[Task requirements]
Look through the material below and give the number of lines holding "rate", with no other words.

** Start of Given records **

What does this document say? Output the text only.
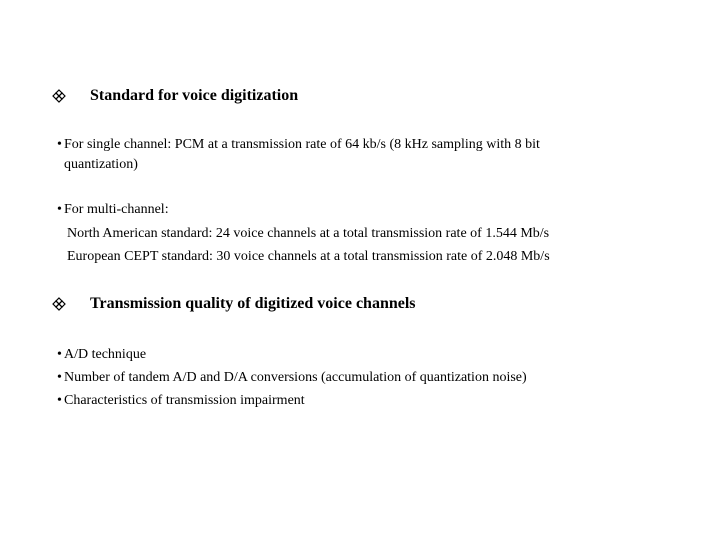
Standard for voice digitization
• For single channel: PCM at a transmission rate of 64 kb/s (8 kHz sampling with 8 bit
quantization)
• For multi-channel:
North American standard: 24 voice channels at a total transmission rate of 1.544 Mb/s
European CEPT standard: 30 voice channels at a total transmission rate of 2.048 Mb/s
Transmission quality of digitized voice channels
• A/D technique
• Number of tandem A/D and D/A conversions (accumulation of quantization noise)
• Characteristics of transmission impairment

** End of Given records **

[Exercise response]
3